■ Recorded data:
* BEGIN *
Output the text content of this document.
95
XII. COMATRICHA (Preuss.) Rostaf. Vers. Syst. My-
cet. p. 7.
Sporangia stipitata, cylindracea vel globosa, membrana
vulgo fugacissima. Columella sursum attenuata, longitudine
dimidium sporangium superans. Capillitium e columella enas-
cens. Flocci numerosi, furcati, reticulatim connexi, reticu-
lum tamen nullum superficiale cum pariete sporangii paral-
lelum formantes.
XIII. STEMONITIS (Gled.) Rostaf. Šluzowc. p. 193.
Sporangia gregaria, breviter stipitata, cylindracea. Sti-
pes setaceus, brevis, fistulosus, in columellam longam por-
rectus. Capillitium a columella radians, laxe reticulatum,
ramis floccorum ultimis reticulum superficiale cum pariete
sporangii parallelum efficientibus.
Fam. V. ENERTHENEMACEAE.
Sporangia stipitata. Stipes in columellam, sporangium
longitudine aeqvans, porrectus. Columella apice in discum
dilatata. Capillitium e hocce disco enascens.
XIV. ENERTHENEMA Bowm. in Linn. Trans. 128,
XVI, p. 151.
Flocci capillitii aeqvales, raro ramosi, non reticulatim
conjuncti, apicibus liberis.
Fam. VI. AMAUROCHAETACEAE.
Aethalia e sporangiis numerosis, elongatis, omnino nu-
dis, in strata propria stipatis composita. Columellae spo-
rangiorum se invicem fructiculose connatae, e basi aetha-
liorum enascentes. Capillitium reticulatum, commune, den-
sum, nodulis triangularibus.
* END *
■ What is being asked: Search the entries for the string "reticulatum" and collect each line that has it.

■ Task response:
rectus. Capillitium a columella radians, laxe reticulatum,
liorum enascentes. Capillitium reticulatum, commune, den-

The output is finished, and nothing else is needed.